**Stated goal:** Locate each line of the material that contains "lnlambda", then return it.

**Task material:**
[Start]

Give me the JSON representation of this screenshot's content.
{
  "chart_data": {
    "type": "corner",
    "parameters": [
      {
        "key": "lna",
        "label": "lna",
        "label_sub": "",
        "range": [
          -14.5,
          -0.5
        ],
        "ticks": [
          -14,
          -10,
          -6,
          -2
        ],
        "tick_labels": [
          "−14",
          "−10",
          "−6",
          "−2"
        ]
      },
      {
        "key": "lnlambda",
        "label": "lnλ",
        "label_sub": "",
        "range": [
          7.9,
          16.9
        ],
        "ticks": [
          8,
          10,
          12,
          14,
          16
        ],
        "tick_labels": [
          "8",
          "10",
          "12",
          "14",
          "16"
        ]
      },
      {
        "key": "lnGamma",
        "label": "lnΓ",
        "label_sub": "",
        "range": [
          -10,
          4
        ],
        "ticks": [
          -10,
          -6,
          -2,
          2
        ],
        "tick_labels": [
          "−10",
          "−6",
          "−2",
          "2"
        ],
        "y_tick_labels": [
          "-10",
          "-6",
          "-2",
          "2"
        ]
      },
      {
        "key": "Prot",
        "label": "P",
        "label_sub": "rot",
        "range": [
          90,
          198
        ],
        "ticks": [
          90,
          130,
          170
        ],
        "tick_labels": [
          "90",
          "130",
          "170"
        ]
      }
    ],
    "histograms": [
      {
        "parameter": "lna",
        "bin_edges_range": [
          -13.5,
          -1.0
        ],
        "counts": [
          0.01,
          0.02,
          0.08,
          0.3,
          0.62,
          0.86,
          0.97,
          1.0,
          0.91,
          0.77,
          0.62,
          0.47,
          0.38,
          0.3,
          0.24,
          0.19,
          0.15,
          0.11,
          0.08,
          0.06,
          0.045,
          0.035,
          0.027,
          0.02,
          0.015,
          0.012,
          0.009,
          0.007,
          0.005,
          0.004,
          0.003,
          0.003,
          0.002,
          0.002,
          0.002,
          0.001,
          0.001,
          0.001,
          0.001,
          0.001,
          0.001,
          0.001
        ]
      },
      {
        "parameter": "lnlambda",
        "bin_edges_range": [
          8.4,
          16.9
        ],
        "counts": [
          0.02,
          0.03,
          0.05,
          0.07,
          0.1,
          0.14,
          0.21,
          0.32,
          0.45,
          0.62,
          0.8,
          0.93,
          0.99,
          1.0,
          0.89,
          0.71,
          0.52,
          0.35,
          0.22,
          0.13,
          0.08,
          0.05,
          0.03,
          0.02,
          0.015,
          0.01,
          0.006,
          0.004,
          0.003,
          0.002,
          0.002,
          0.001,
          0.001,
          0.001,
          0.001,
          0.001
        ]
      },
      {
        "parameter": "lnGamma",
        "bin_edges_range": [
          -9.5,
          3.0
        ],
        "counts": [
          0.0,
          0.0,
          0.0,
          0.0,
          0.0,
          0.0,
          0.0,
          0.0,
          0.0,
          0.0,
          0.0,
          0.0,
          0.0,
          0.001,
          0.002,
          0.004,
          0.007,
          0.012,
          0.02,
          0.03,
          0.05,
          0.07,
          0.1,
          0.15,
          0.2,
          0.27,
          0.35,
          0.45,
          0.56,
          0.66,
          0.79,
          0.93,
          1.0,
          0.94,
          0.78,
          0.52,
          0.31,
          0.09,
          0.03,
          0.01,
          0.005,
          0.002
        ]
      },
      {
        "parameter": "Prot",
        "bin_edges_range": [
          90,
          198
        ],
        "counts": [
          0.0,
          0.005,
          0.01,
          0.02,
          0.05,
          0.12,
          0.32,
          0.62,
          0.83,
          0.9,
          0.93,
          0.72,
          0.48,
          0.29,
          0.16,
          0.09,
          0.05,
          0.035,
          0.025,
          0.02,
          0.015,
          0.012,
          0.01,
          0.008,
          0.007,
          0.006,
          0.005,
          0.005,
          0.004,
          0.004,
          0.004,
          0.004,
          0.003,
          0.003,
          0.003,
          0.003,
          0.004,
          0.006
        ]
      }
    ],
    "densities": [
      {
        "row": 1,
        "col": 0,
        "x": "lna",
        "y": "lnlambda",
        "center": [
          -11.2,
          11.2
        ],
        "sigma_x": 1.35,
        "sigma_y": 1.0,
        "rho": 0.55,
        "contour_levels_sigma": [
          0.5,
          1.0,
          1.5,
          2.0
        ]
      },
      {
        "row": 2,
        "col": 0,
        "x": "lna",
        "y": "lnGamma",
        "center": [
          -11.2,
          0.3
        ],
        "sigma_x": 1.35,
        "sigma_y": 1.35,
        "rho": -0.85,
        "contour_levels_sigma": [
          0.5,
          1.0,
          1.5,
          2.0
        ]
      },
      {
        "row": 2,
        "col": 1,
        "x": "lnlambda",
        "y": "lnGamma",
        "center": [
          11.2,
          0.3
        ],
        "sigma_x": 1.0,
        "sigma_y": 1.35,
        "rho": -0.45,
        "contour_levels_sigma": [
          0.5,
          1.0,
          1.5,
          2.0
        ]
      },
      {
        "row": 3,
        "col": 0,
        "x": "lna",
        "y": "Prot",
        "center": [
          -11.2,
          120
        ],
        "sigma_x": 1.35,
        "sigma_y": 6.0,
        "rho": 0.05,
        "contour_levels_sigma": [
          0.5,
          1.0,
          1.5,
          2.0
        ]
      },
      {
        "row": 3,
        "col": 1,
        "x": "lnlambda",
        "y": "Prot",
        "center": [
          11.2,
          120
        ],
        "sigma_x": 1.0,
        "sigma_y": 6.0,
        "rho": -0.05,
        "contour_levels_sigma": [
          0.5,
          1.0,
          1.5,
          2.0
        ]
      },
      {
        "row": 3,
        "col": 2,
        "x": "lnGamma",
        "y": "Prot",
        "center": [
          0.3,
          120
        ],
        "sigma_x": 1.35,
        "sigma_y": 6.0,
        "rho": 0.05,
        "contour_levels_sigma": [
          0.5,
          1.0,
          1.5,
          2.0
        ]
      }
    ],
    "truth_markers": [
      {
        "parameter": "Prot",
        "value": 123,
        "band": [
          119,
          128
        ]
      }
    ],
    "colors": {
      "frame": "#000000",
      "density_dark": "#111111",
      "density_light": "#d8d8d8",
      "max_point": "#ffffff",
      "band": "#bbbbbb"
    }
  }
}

[End]

**Output of the exercise:**
        "key": "lnlambda",
        "parameter": "lnlambda",
        "y": "lnlambda",
        "x": "lnlambda",
        "x": "lnlambda",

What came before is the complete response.